[begin DATA PROVIDED]
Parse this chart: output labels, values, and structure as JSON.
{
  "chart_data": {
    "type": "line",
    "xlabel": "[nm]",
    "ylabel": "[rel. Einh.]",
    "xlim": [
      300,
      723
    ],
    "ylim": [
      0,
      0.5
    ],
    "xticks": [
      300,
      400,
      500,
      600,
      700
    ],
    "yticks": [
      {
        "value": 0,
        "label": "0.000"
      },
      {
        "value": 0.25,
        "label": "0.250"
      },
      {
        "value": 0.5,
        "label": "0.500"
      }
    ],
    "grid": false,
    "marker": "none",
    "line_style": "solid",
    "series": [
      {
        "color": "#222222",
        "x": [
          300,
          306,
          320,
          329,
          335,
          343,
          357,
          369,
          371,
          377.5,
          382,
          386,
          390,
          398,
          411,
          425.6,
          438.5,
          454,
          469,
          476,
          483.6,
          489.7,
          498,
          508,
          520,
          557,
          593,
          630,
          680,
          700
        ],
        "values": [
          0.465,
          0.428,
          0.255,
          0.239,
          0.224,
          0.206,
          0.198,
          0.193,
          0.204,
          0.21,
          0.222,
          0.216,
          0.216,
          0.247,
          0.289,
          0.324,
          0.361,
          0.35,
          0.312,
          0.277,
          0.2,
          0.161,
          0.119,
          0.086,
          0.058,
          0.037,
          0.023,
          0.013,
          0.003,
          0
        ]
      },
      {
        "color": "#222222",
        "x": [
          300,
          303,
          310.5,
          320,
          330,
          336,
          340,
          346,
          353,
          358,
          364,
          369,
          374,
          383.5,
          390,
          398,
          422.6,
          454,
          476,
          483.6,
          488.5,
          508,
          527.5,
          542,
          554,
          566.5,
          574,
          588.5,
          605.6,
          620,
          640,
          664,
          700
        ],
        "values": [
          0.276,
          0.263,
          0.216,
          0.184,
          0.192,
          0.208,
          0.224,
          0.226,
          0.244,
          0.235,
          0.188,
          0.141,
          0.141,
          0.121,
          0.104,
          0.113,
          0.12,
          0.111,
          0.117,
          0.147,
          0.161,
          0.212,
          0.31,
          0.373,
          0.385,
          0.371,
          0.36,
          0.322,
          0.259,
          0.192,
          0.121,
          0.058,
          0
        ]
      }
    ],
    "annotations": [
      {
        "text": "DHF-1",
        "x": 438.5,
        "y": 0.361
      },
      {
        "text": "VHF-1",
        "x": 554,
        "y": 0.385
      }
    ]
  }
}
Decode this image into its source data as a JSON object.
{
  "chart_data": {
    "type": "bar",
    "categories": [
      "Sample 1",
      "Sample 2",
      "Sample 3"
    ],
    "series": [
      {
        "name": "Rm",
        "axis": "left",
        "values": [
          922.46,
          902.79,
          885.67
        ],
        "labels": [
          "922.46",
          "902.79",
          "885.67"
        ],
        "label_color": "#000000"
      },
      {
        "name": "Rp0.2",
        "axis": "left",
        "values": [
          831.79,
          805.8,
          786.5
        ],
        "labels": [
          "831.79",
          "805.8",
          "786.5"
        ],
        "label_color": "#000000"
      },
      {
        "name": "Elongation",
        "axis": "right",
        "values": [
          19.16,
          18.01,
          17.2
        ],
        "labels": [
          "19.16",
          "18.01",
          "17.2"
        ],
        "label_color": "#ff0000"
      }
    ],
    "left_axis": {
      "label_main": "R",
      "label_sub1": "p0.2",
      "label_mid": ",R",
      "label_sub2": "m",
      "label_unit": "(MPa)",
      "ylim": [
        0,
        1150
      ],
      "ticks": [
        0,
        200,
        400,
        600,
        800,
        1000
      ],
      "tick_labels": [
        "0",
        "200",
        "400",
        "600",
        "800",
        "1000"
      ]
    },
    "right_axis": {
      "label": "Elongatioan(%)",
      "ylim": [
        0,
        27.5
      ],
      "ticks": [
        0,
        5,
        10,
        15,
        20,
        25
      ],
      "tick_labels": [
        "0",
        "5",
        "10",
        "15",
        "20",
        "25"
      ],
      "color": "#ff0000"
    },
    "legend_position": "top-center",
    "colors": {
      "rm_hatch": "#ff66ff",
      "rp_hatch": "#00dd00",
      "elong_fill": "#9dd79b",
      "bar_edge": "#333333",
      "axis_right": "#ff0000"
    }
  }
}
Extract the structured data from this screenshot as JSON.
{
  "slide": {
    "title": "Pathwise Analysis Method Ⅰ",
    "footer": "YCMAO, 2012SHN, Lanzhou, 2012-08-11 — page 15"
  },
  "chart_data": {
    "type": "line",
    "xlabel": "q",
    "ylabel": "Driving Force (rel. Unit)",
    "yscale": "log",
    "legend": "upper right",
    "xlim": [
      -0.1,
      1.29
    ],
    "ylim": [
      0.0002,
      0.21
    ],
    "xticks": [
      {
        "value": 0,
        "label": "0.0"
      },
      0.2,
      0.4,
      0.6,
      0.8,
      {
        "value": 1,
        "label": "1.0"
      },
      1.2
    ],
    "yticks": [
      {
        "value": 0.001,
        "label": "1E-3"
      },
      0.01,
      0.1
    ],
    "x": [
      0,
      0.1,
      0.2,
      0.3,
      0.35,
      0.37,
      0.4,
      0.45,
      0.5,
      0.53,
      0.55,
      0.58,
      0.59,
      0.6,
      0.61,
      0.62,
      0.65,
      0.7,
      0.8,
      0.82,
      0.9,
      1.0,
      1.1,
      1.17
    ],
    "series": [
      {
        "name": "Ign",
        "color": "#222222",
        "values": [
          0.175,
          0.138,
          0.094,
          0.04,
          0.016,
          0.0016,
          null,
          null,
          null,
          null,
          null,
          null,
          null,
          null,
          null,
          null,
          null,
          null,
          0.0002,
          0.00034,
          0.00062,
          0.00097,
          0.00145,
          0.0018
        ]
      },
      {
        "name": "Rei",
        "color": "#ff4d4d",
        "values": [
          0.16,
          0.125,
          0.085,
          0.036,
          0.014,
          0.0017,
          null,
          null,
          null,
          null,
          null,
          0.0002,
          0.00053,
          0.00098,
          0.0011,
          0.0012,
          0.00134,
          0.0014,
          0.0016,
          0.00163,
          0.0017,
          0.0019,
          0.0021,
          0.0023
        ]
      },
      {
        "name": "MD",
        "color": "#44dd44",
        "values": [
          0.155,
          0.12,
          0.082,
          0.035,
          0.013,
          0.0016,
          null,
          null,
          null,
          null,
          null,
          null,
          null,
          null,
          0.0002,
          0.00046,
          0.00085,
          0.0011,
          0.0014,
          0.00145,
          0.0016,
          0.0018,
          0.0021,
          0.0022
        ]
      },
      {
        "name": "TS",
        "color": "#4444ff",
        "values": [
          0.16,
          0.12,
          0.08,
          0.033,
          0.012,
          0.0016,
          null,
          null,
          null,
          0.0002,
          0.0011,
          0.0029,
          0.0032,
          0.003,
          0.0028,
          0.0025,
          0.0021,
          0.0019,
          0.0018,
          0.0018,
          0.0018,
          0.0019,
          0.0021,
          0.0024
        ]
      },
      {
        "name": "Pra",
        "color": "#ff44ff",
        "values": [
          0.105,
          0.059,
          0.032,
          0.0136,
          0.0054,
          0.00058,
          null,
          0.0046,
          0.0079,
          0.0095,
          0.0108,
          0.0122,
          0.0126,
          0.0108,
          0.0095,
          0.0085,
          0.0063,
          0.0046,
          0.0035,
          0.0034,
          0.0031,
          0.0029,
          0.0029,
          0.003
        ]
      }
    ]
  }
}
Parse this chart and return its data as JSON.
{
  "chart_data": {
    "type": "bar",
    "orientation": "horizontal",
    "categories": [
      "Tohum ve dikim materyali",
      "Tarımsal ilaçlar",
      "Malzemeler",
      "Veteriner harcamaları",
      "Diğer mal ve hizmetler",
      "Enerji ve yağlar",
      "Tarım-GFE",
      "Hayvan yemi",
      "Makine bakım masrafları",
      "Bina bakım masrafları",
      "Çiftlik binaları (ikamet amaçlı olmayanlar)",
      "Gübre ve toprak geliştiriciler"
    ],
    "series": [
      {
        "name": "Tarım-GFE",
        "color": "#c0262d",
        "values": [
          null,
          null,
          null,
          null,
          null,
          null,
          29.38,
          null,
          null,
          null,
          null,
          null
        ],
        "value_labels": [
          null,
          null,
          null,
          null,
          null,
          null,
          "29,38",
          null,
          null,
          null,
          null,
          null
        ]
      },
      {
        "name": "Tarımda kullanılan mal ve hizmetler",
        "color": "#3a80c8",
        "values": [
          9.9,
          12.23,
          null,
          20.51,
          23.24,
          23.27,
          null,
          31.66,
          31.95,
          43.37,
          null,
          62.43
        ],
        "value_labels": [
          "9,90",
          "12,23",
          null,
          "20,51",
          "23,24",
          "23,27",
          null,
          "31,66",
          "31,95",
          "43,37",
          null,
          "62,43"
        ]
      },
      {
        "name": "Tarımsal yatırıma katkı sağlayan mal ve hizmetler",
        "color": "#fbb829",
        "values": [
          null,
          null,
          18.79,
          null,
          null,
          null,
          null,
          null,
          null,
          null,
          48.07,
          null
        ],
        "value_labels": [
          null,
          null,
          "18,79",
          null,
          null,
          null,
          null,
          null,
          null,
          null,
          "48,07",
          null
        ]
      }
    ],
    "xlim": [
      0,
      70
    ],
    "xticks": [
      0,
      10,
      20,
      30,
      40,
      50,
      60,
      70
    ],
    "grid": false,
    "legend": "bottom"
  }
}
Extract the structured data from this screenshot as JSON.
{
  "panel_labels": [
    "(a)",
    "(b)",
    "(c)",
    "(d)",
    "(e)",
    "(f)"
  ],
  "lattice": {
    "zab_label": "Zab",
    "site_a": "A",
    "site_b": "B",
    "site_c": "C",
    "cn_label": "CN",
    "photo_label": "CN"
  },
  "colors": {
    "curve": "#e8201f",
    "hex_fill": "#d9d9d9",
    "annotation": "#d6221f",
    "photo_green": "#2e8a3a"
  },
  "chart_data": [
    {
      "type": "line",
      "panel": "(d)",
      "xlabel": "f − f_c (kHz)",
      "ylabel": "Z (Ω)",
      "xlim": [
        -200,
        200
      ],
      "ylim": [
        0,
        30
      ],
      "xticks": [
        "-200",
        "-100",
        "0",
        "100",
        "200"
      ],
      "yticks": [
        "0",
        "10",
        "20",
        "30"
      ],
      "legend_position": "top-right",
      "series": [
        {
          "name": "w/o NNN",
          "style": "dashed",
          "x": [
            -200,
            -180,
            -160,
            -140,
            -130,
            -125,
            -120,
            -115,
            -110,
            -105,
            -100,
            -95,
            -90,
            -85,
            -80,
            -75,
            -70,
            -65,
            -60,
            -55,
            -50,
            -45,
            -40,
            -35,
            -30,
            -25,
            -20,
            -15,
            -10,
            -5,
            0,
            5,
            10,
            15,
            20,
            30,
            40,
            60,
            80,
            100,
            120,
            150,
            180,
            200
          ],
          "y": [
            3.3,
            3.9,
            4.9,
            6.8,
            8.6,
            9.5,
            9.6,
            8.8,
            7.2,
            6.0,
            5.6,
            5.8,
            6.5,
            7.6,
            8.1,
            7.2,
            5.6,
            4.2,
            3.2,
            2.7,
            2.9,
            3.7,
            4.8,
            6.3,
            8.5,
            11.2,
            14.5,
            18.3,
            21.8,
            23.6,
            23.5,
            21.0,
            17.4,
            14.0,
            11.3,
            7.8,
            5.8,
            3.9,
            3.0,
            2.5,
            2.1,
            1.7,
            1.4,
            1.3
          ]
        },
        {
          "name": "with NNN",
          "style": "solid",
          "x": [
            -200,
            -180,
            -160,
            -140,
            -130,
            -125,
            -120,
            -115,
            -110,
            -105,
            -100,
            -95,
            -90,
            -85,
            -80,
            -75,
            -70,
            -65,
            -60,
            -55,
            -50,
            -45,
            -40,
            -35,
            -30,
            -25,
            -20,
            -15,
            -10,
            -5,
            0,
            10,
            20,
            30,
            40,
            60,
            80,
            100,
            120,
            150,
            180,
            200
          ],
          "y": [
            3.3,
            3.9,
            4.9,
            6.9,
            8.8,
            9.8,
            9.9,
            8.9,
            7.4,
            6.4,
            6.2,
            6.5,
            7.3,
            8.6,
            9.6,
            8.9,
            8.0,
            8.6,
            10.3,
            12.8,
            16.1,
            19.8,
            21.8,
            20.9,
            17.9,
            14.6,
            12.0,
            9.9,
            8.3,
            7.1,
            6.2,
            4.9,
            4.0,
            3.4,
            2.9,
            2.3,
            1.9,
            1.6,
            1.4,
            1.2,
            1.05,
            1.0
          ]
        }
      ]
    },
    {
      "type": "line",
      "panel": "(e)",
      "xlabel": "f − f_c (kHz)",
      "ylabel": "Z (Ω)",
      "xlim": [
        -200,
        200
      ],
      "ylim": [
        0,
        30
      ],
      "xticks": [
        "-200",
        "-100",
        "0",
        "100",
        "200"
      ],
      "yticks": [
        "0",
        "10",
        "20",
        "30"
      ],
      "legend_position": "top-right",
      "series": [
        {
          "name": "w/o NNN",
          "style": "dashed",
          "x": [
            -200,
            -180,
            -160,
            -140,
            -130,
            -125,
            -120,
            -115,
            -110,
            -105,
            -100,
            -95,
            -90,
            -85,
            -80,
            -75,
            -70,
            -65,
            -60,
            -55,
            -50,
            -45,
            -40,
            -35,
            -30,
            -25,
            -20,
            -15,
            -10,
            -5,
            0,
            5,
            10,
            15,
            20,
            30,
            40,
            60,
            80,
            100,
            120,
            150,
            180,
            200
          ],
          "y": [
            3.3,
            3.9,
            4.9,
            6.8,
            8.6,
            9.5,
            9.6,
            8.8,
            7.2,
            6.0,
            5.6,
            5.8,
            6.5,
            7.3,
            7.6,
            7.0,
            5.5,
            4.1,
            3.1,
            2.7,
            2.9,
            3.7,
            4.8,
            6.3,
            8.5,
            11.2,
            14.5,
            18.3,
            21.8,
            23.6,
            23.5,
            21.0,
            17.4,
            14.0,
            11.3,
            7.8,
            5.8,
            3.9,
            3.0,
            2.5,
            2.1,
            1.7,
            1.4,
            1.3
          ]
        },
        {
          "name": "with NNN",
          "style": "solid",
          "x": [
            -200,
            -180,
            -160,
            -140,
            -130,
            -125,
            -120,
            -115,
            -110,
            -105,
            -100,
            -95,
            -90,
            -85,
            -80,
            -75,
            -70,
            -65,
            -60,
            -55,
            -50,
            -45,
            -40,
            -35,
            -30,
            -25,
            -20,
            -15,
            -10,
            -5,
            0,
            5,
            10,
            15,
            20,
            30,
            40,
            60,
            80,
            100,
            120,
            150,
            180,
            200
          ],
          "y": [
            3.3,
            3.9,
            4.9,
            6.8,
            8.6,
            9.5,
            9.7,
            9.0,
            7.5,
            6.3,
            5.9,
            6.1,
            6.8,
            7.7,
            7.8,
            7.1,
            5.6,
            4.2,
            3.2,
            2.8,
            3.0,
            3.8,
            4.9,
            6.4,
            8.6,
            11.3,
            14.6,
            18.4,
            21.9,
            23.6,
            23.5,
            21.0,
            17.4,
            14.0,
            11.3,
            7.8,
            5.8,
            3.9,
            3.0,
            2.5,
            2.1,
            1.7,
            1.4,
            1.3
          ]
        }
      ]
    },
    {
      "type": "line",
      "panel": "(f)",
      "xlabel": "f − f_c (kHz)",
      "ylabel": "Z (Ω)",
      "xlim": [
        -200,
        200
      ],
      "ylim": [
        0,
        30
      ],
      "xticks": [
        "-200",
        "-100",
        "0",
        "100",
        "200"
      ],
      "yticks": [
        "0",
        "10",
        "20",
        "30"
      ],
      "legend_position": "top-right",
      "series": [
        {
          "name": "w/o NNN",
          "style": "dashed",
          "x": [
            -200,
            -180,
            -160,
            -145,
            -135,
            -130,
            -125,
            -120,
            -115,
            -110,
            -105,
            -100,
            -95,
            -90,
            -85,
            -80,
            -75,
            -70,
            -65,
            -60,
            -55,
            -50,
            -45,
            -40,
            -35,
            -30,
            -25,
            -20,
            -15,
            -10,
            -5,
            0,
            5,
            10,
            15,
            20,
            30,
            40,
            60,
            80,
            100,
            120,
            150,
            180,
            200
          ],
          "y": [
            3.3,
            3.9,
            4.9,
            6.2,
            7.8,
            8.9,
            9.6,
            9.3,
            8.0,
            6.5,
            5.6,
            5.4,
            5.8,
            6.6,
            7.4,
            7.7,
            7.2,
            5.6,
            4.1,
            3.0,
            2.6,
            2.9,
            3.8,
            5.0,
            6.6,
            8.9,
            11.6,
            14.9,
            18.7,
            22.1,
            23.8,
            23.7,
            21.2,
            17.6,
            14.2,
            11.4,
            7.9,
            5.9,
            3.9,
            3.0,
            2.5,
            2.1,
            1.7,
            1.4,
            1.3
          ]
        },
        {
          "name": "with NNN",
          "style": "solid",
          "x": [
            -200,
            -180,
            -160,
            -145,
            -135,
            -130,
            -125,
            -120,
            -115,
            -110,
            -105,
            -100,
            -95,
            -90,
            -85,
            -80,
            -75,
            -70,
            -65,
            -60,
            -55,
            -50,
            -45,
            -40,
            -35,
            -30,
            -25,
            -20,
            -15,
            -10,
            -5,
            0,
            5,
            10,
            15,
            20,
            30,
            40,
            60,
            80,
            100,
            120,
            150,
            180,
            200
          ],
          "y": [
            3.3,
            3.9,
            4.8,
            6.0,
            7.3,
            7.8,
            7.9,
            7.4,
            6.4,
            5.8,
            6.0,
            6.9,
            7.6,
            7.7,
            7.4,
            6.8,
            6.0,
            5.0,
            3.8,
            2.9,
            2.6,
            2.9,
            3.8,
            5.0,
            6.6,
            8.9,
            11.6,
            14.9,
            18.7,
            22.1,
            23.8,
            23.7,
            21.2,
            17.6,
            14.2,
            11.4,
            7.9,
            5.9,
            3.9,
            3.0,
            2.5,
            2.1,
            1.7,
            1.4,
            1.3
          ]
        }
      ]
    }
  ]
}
[end DATA PROVIDED]
#### STATED TASK:
Compute the number of lines above that contain the string "Parse". Reply with that value only.

#### SOLUTION TO THE PROBLEM:
2